◆ Task goal: Output the data below in full, byte for byte. Nothing may differ.

◆ Given entries:
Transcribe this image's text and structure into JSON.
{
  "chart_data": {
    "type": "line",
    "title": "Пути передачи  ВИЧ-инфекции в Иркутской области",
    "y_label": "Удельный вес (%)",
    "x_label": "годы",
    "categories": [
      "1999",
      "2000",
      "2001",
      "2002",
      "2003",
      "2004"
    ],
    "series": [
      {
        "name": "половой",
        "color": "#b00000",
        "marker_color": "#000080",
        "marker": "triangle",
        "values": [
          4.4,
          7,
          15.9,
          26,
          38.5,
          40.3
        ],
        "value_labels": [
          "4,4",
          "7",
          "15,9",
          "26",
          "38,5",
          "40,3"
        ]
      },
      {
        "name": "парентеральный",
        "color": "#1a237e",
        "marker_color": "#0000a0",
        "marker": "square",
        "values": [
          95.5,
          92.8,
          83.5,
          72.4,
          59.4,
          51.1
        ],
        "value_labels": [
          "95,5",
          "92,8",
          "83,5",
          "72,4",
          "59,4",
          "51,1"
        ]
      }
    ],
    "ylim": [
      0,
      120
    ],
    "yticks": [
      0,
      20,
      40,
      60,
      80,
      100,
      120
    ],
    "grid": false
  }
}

◆ The completed task:
Transcribe this image's text and structure into JSON.
{
  "chart_data": {
    "type": "line",
    "title": "Пути передачи  ВИЧ-инфекции в Иркутской области",
    "y_label": "Удельный вес (%)",
    "x_label": "годы",
    "categories": [
      "1999",
      "2000",
      "2001",
      "2002",
      "2003",
      "2004"
    ],
    "series": [
      {
        "name": "половой",
        "color": "#b00000",
        "marker_color": "#000080",
        "marker": "triangle",
        "values": [
          4.4,
          7,
          15.9,
          26,
          38.5,
          40.3
        ],
        "value_labels": [
          "4,4",
          "7",
          "15,9",
          "26",
          "38,5",
          "40,3"
        ]
      },
      {
        "name": "парентеральный",
        "color": "#1a237e",
        "marker_color": "#0000a0",
        "marker": "square",
        "values": [
          95.5,
          92.8,
          83.5,
          72.4,
          59.4,
          51.1
        ],
        "value_labels": [
          "95,5",
          "92,8",
          "83,5",
          "72,4",
          "59,4",
          "51,1"
        ]
      }
    ],
    "ylim": [
      0,
      120
    ],
    "yticks": [
      0,
      20,
      40,
      60,
      80,
      100,
      120
    ],
    "grid": false
  }
}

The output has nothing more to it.